- Listed entries:
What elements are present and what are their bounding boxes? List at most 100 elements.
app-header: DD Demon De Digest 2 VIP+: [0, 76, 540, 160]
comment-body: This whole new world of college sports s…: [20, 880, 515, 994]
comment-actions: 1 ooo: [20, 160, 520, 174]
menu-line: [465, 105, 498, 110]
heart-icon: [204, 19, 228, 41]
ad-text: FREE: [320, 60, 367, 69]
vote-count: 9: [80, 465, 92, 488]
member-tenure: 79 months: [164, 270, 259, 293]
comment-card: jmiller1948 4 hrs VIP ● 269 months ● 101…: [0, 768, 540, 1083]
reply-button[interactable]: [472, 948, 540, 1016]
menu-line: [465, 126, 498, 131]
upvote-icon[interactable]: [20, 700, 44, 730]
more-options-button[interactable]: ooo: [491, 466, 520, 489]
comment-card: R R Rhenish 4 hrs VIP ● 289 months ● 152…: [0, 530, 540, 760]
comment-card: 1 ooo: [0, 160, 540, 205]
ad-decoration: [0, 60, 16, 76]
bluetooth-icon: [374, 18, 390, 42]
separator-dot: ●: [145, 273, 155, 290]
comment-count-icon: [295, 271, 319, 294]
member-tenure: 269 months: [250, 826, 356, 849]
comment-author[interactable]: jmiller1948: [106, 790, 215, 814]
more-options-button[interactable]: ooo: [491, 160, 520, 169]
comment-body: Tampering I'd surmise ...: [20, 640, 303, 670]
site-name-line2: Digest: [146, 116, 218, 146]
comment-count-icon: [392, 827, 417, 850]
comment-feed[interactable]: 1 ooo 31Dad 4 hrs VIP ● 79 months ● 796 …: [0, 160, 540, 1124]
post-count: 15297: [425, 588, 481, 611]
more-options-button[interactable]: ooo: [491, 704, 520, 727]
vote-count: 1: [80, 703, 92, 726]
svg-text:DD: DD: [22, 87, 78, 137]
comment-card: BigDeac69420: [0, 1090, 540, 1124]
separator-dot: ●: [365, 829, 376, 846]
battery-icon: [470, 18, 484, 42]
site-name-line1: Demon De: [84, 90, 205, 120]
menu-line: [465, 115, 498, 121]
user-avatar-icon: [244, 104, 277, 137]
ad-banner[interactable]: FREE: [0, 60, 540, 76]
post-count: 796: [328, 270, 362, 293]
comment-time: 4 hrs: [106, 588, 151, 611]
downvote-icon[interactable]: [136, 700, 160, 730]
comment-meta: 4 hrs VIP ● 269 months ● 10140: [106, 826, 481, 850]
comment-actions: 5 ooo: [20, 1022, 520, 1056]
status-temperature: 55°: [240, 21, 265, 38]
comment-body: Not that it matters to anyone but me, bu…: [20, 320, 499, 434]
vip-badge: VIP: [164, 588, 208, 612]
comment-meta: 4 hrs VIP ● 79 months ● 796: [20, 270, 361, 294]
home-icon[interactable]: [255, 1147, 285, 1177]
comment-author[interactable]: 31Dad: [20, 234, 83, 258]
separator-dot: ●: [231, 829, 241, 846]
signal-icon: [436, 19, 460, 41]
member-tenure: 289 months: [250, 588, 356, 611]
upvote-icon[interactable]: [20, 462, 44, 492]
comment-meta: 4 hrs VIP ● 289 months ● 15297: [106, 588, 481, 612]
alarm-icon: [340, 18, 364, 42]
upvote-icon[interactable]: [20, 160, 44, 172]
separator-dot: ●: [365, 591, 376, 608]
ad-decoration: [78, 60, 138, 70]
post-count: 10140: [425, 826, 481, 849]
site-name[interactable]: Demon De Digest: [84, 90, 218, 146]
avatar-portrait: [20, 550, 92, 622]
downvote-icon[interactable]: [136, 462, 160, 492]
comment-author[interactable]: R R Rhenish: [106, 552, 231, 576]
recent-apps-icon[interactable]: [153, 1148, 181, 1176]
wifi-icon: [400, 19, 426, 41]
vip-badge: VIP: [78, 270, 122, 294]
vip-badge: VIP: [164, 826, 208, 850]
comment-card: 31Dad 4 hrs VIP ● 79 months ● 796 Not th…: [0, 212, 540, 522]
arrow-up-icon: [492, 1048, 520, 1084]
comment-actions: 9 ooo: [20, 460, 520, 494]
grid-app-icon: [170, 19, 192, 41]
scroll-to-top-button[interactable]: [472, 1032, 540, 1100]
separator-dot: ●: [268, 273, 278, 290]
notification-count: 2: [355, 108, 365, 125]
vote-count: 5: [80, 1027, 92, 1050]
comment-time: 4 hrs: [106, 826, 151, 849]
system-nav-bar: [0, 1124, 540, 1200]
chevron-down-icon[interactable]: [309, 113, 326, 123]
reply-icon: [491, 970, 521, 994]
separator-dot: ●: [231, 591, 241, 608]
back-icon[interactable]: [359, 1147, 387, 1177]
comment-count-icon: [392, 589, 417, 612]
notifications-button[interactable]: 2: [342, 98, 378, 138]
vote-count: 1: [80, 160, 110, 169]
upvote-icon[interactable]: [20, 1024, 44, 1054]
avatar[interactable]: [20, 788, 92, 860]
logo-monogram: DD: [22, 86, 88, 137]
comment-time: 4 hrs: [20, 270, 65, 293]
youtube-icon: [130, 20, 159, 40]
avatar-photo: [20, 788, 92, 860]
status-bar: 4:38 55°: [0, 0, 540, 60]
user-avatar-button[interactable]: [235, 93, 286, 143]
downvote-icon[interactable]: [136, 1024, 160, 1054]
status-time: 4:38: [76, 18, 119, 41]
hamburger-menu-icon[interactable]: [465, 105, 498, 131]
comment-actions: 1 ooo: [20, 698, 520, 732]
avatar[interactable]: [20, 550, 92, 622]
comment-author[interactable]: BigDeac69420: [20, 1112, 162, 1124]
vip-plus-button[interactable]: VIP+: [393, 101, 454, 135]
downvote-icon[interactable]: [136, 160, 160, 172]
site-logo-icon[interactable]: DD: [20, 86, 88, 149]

- Short problem:
Reproduce the rows above, putting "reply-card" wherever "comment-card" appears and keeping every other character the same.

- Exercise result:
What elements are present and what are their bounding boxes? List at most 100 elements.
app-header: DD Demon De Digest 2 VIP+: [0, 76, 540, 160]
comment-body: This whole new world of college sports s…: [20, 880, 515, 994]
comment-actions: 1 ooo: [20, 160, 520, 174]
menu-line: [465, 105, 498, 110]
heart-icon: [204, 19, 228, 41]
ad-text: FREE: [320, 60, 367, 69]
vote-count: 9: [80, 465, 92, 488]
member-tenure: 79 months: [164, 270, 259, 293]
reply-card: jmiller1948 4 hrs VIP ● 269 months ● 101…: [0, 768, 540, 1083]
reply-button[interactable]: [472, 948, 540, 1016]
menu-line: [465, 126, 498, 131]
upvote-icon[interactable]: [20, 700, 44, 730]
more-options-button[interactable]: ooo: [491, 466, 520, 489]
reply-card: R R Rhenish 4 hrs VIP ● 289 months ● 152…: [0, 530, 540, 760]
reply-card: 1 ooo: [0, 160, 540, 205]
ad-decoration: [0, 60, 16, 76]
bluetooth-icon: [374, 18, 390, 42]
separator-dot: ●: [145, 273, 155, 290]
comment-count-icon: [295, 271, 319, 294]
member-tenure: 269 months: [250, 826, 356, 849]
comment-author[interactable]: jmiller1948: [106, 790, 215, 814]
more-options-button[interactable]: ooo: [491, 160, 520, 169]
comment-body: Tampering I'd surmise ...: [20, 640, 303, 670]
site-name-line2: Digest: [146, 116, 218, 146]
comment-count-icon: [392, 827, 417, 850]
comment-feed[interactable]: 1 ooo 31Dad 4 hrs VIP ● 79 months ● 796 …: [0, 160, 540, 1124]
post-count: 15297: [425, 588, 481, 611]
more-options-button[interactable]: ooo: [491, 704, 520, 727]
vote-count: 1: [80, 703, 92, 726]
svg-text:DD: DD: [22, 87, 78, 137]
reply-card: BigDeac69420: [0, 1090, 540, 1124]
separator-dot: ●: [365, 829, 376, 846]
battery-icon: [470, 18, 484, 42]
site-name-line1: Demon De: [84, 90, 205, 120]
menu-line: [465, 115, 498, 121]
user-avatar-icon: [244, 104, 277, 137]
ad-banner[interactable]: FREE: [0, 60, 540, 76]
post-count: 796: [328, 270, 362, 293]
comment-time: 4 hrs: [106, 588, 151, 611]
downvote-icon[interactable]: [136, 700, 160, 730]
comment-meta: 4 hrs VIP ● 269 months ● 10140: [106, 826, 481, 850]
comment-actions: 5 ooo: [20, 1022, 520, 1056]
status-temperature: 55°: [240, 21, 265, 38]
comment-body: Not that it matters to anyone but me, bu…: [20, 320, 499, 434]
vip-badge: VIP: [164, 588, 208, 612]
comment-meta: 4 hrs VIP ● 79 months ● 796: [20, 270, 361, 294]
home-icon[interactable]: [255, 1147, 285, 1177]
comment-author[interactable]: 31Dad: [20, 234, 83, 258]
separator-dot: ●: [231, 829, 241, 846]
signal-icon: [436, 19, 460, 41]
member-tenure: 289 months: [250, 588, 356, 611]
upvote-icon[interactable]: [20, 462, 44, 492]
comment-meta: 4 hrs VIP ● 289 months ● 15297: [106, 588, 481, 612]
alarm-icon: [340, 18, 364, 42]
upvote-icon[interactable]: [20, 160, 44, 172]
separator-dot: ●: [365, 591, 376, 608]
ad-decoration: [78, 60, 138, 70]
post-count: 10140: [425, 826, 481, 849]
site-name[interactable]: Demon De Digest: [84, 90, 218, 146]
avatar-portrait: [20, 550, 92, 622]
downvote-icon[interactable]: [136, 462, 160, 492]
comment-author[interactable]: R R Rhenish: [106, 552, 231, 576]
recent-apps-icon[interactable]: [153, 1148, 181, 1176]
wifi-icon: [400, 19, 426, 41]
vip-badge: VIP: [78, 270, 122, 294]
vip-badge: VIP: [164, 826, 208, 850]
reply-card: 31Dad 4 hrs VIP ● 79 months ● 796 Not th…: [0, 212, 540, 522]
arrow-up-icon: [492, 1048, 520, 1084]
comment-actions: 9 ooo: [20, 460, 520, 494]
grid-app-icon: [170, 19, 192, 41]
scroll-to-top-button[interactable]: [472, 1032, 540, 1100]
separator-dot: ●: [268, 273, 278, 290]
notification-count: 2: [355, 108, 365, 125]
vote-count: 5: [80, 1027, 92, 1050]
comment-time: 4 hrs: [106, 826, 151, 849]
system-nav-bar: [0, 1124, 540, 1200]
chevron-down-icon[interactable]: [309, 113, 326, 123]
reply-icon: [491, 970, 521, 994]
separator-dot: ●: [231, 591, 241, 608]
back-icon[interactable]: [359, 1147, 387, 1177]
comment-count-icon: [392, 589, 417, 612]
notifications-button[interactable]: 2: [342, 98, 378, 138]
vote-count: 1: [80, 160, 110, 169]
upvote-icon[interactable]: [20, 1024, 44, 1054]
avatar[interactable]: [20, 788, 92, 860]
logo-monogram: DD: [22, 86, 88, 137]
comment-time: 4 hrs: [20, 270, 65, 293]
youtube-icon: [130, 20, 159, 40]
avatar-photo: [20, 788, 92, 860]
status-bar: 4:38 55°: [0, 0, 540, 60]
user-avatar-button[interactable]: [235, 93, 286, 143]
downvote-icon[interactable]: [136, 1024, 160, 1054]
status-time: 4:38: [76, 18, 119, 41]
hamburger-menu-icon[interactable]: [465, 105, 498, 131]
comment-actions: 1 ooo: [20, 698, 520, 732]
avatar[interactable]: [20, 550, 92, 622]
comment-author[interactable]: BigDeac69420: [20, 1112, 162, 1124]
vip-plus-button[interactable]: VIP+: [393, 101, 454, 135]
downvote-icon[interactable]: [136, 160, 160, 172]
site-logo-icon[interactable]: DD: [20, 86, 88, 149]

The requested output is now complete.